> **EXERCISE OBJECTIVE**:
Copy out all the lines where "ญหากล" shows up.

> **RECORDS SUPPLIED**:
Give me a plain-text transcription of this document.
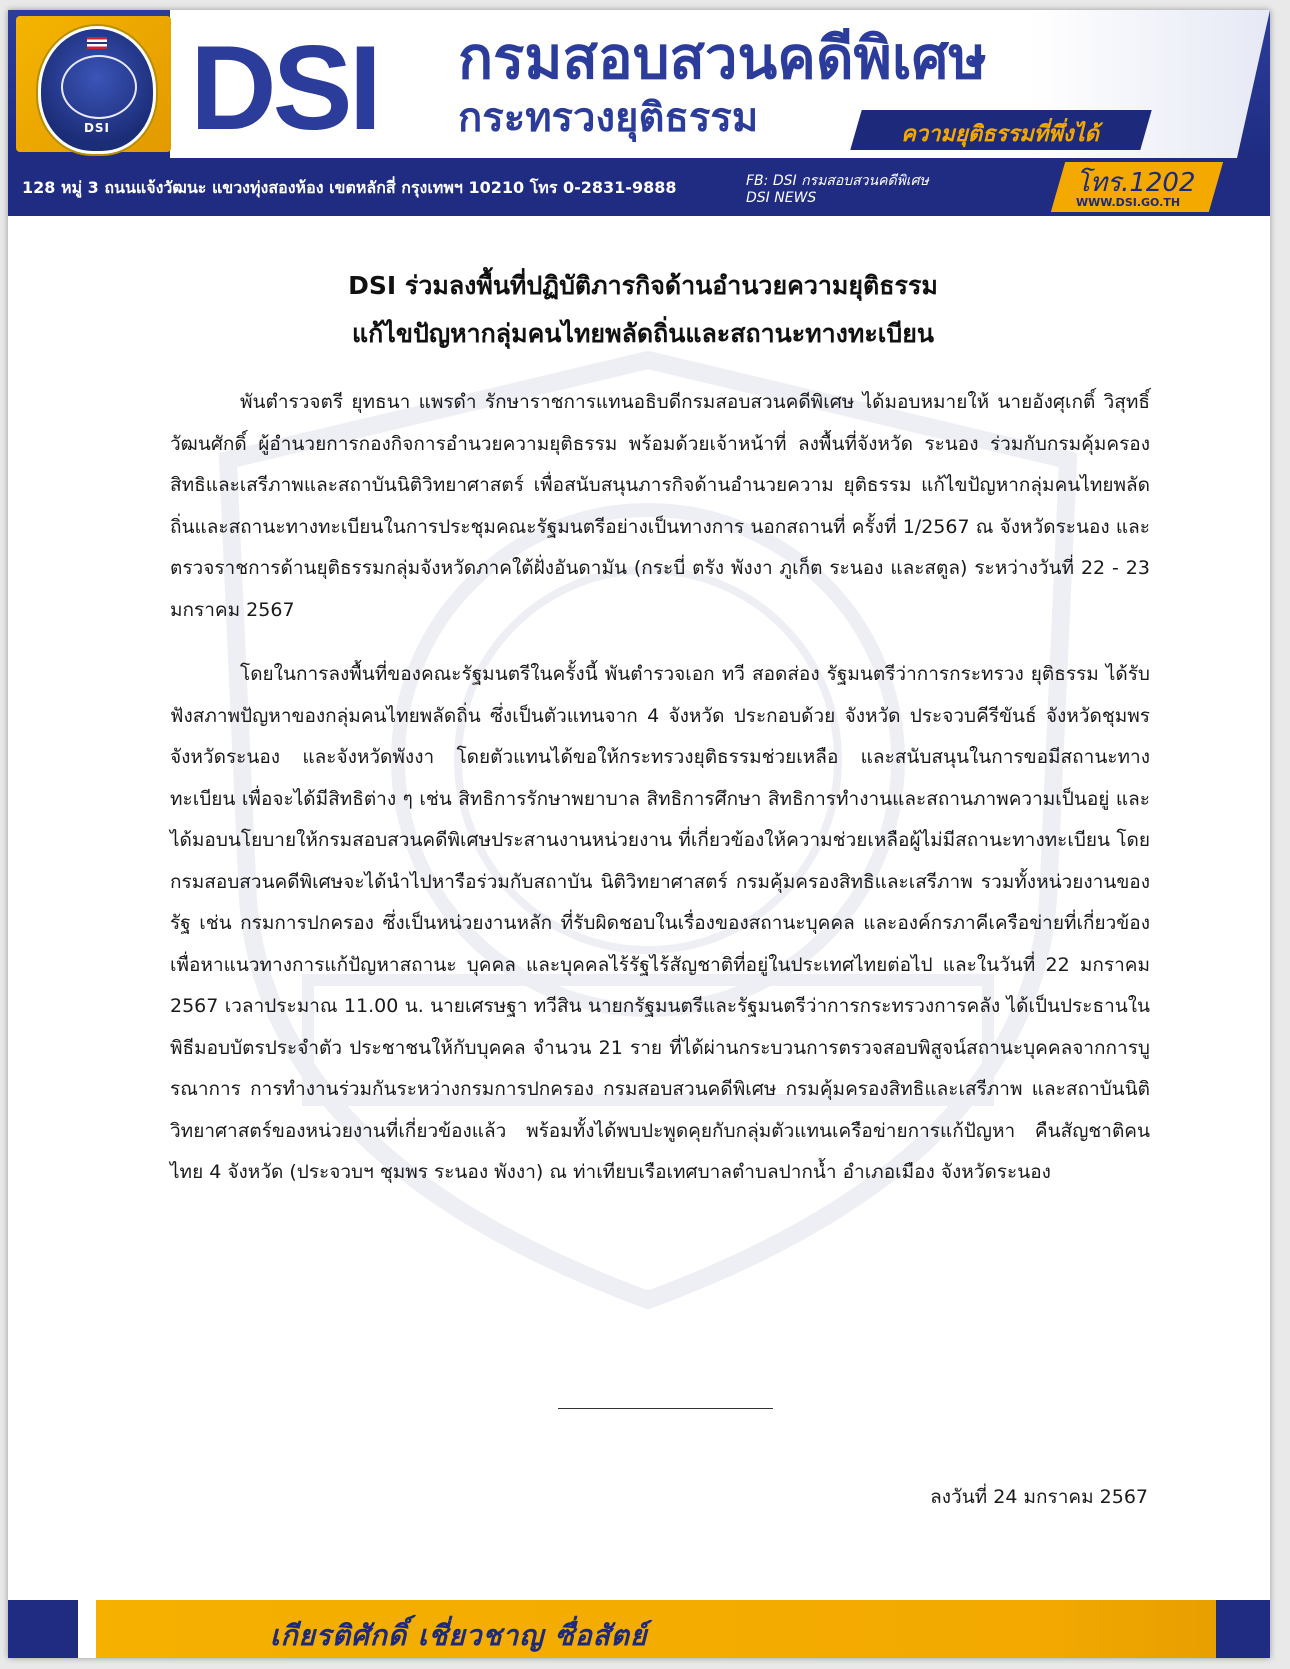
DSI DSI กรมสอบสวนคดีพิเศษ
กระทรวงยุติธรรม	ความยุติธรรมที่พึ่งได้
128 หมู่ 3 ถนนแจ้งวัฒนะ แขวงทุ่งสองห้อง เขตหลักสี่ กรุงเทพฯ 10210 โทร 0-2831-9888	FB: DSI กรมสอบสวนคดีพิเศษ
DSI NEWS	โทร.1202
WWW.DSI.GO.TH
DSI ร่วมลงพื้นที่ปฏิบัติภารกิจด้านอำนวยความยุติธรรม
แก้ไขปัญหากลุ่มคนไทยพลัดถิ่นและสถานะทางทะเบียน
พันตำรวจตรี ยุทธนา แพรดำ รักษาราชการแทนอธิบดีกรมสอบสวนคดีพิเศษ ได้มอบหมายให้ นายอังศุเกติ์ วิสุทธิ์วัฒนศักดิ์ ผู้อำนวยการกองกิจการอำนวยความยุติธรรม พร้อมด้วยเจ้าหน้าที่ ลงพื้นที่จังหวัด ระนอง ร่วมกับกรมคุ้มครองสิทธิและเสรีภาพและสถาบันนิติวิทยาศาสตร์ เพื่อสนับสนุนภารกิจด้านอำนวยความ ยุติธรรม แก้ไขปัญหากลุ่มคนไทยพลัดถิ่นและสถานะทางทะเบียนในการประชุมคณะรัฐมนตรีอย่างเป็นทางการ นอกสถานที่ ครั้งที่ 1/2567 ณ จังหวัดระนอง และตรวจราชการด้านยุติธรรมกลุ่มจังหวัดภาคใต้ฝั่งอันดามัน (กระบี่ ตรัง พังงา ภูเก็ต ระนอง และสตูล) ระหว่างวันที่ 22 - 23 มกราคม 2567
โดยในการลงพื้นที่ของคณะรัฐมนตรีในครั้งนี้ พันตำรวจเอก ทวี สอดส่อง รัฐมนตรีว่าการกระทรวง ยุติธรรม ได้รับฟังสภาพปัญหาของกลุ่มคนไทยพลัดถิ่น ซึ่งเป็นตัวแทนจาก 4 จังหวัด ประกอบด้วย จังหวัด ประจวบคีรีขันธ์ จังหวัดชุมพร จังหวัดระนอง และจังหวัดพังงา โดยตัวแทนได้ขอให้กระทรวงยุติธรรมช่วยเหลือ และสนับสนุนในการขอมีสถานะทางทะเบียน เพื่อจะได้มีสิทธิต่าง ๆ เช่น สิทธิการรักษาพยาบาล สิทธิการศึกษา สิทธิการทำงานและสถานภาพความเป็นอยู่ และได้มอบนโยบายให้กรมสอบสวนคดีพิเศษประสานงานหน่วยงาน ที่เกี่ยวข้องให้ความช่วยเหลือผู้ไม่มีสถานะทางทะเบียน โดยกรมสอบสวนคดีพิเศษจะได้นำไปหารือร่วมกับสถาบัน นิติวิทยาศาสตร์ กรมคุ้มครองสิทธิและเสรีภาพ รวมทั้งหน่วยงานของรัฐ เช่น กรมการปกครอง ซึ่งเป็นหน่วยงานหลัก ที่รับผิดชอบในเรื่องของสถานะบุคคล และองค์กรภาคีเครือข่ายที่เกี่ยวข้อง เพื่อหาแนวทางการแก้ปัญหาสถานะ บุคคล และบุคคลไร้รัฐไร้สัญชาติที่อยู่ในประเทศไทยต่อไป และในวันที่ 22 มกราคม 2567 เวลาประมาณ 11.00 น. นายเศรษฐา ทวีสิน นายกรัฐมนตรีและรัฐมนตรีว่าการกระทรวงการคลัง ได้เป็นประธานในพิธีมอบบัตรประจำตัว ประชาชนให้กับบุคคล จำนวน 21 ราย ที่ได้ผ่านกระบวนการตรวจสอบพิสูจน์สถานะบุคคลจากการบูรณาการ การทำงานร่วมกันระหว่างกรมการปกครอง กรมสอบสวนคดีพิเศษ กรมคุ้มครองสิทธิและเสรีภาพ และสถาบันนิติ วิทยาศาสตร์ของหน่วยงานที่เกี่ยวข้องแล้ว พร้อมทั้งได้พบปะพูดคุยกับกลุ่มตัวแทนเครือข่ายการแก้ปัญหา คืนสัญชาติคนไทย 4 จังหวัด (ประจวบฯ ชุมพร ระนอง พังงา) ณ ท่าเทียบเรือเทศบาลตำบลปากน้ำ อำเภอเมือง จังหวัดระนอง
ลงวันที่ 24 มกราคม 2567
เกียรติศักดิ์ เชี่ยวชาญ ซื่อสัตย์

> **EXPECTED OUTPUT**:
แก้ไขปัญหากลุ่มคนไทยพลัดถิ่นและสถานะทางทะเบียน
พันตำรวจตรี ยุทธนา แพรดำ รักษาราชการแทนอธิบดีกรมสอบสวนคดีพิเศษ ได้มอบหมายให้ นายอังศุเกติ์ วิสุทธิ์วัฒนศักดิ์ ผู้อำนวยการกองกิจการอำนวยความยุติธรรม พร้อมด้วยเจ้าหน้าที่ ลงพื้นที่จังหวัด ระนอง ร่วมกับกรมคุ้มครองสิทธิและเสรีภาพและสถาบันนิติวิทยาศาสตร์ เพื่อสนับสนุนภารกิจด้านอำนวยความ ยุติธรรม แก้ไขปัญหากลุ่มคนไทยพลัดถิ่นและสถานะทางทะเบียนในการประชุมคณะรัฐมนตรีอย่างเป็นทางการ นอกสถานที่ ครั้งที่ 1/2567 ณ จังหวัดระนอง และตรวจราชการด้านยุติธรรมกลุ่มจังหวัดภาคใต้ฝั่งอันดามัน (กระบี่ ตรัง พังงา ภูเก็ต ระนอง และสตูล) ระหว่างวันที่ 22 - 23 มกราคม 2567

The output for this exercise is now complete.